STATED PROBLEM: Transcribe every entry below word for word, but skip the pictures.

DATASET EXCERPTS:
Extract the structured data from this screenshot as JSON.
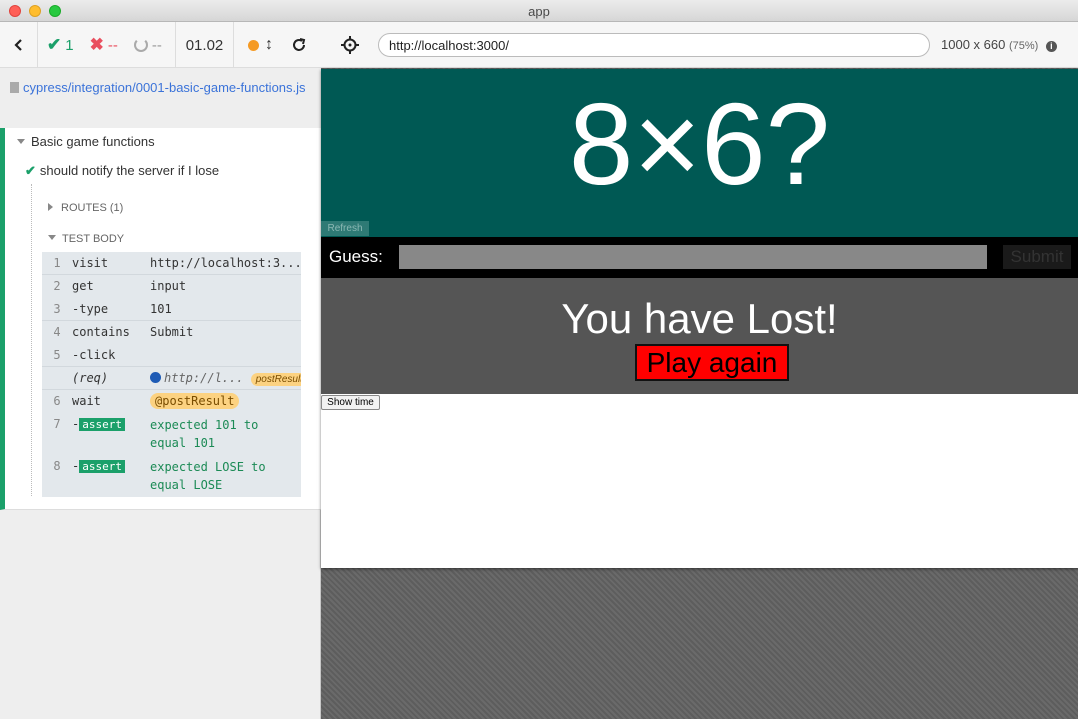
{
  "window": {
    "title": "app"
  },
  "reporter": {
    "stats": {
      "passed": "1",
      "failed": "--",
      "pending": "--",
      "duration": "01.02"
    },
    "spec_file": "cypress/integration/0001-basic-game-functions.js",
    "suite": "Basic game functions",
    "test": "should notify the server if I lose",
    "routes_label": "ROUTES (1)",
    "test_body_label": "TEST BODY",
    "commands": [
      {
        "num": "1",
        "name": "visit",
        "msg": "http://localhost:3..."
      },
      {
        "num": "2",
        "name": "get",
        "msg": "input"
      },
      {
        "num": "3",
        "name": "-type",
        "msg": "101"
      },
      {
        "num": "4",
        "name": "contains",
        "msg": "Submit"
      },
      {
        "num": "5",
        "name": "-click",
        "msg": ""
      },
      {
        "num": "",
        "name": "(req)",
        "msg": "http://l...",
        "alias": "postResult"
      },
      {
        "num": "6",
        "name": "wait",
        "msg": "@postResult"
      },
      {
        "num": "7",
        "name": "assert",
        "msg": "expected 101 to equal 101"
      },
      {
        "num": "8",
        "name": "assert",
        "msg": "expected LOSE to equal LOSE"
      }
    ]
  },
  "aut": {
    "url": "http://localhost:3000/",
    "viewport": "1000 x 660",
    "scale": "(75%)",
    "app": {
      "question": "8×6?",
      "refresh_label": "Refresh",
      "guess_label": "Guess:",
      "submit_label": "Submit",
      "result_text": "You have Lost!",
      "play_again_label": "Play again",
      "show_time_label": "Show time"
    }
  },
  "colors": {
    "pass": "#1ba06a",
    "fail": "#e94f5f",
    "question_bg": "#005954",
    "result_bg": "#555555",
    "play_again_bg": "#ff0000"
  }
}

RESULT OF THIS EXERCISE:
Extract the structured data from this screenshot as JSON.
{
  "window": {
    "title": "app"
  },
  "reporter": {
    "stats": {
      "passed": "1",
      "failed": "--",
      "pending": "--",
      "duration": "01.02"
    },
    "spec_file": "cypress/integration/0001-basic-game-functions.js",
    "suite": "Basic game functions",
    "test": "should notify the server if I lose",
    "routes_label": "ROUTES (1)",
    "test_body_label": "TEST BODY",
    "commands": [
      {
        "num": "1",
        "name": "visit",
        "msg": "http://localhost:3..."
      },
      {
        "num": "2",
        "name": "get",
        "msg": "input"
      },
      {
        "num": "3",
        "name": "-type",
        "msg": "101"
      },
      {
        "num": "4",
        "name": "contains",
        "msg": "Submit"
      },
      {
        "num": "5",
        "name": "-click",
        "msg": ""
      },
      {
        "num": "",
        "name": "(req)",
        "msg": "http://l...",
        "alias": "postResult"
      },
      {
        "num": "6",
        "name": "wait",
        "msg": "@postResult"
      },
      {
        "num": "7",
        "name": "assert",
        "msg": "expected 101 to equal 101"
      },
      {
        "num": "8",
        "name": "assert",
        "msg": "expected LOSE to equal LOSE"
      }
    ]
  },
  "aut": {
    "url": "http://localhost:3000/",
    "viewport": "1000 x 660",
    "scale": "(75%)",
    "app": {
      "question": "8×6?",
      "refresh_label": "Refresh",
      "guess_label": "Guess:",
      "submit_label": "Submit",
      "result_text": "You have Lost!",
      "play_again_label": "Play again",
      "show_time_label": "Show time"
    }
  },
  "colors": {
    "pass": "#1ba06a",
    "fail": "#e94f5f",
    "question_bg": "#005954",
    "result_bg": "#555555",
    "play_again_bg": "#ff0000"
  }
}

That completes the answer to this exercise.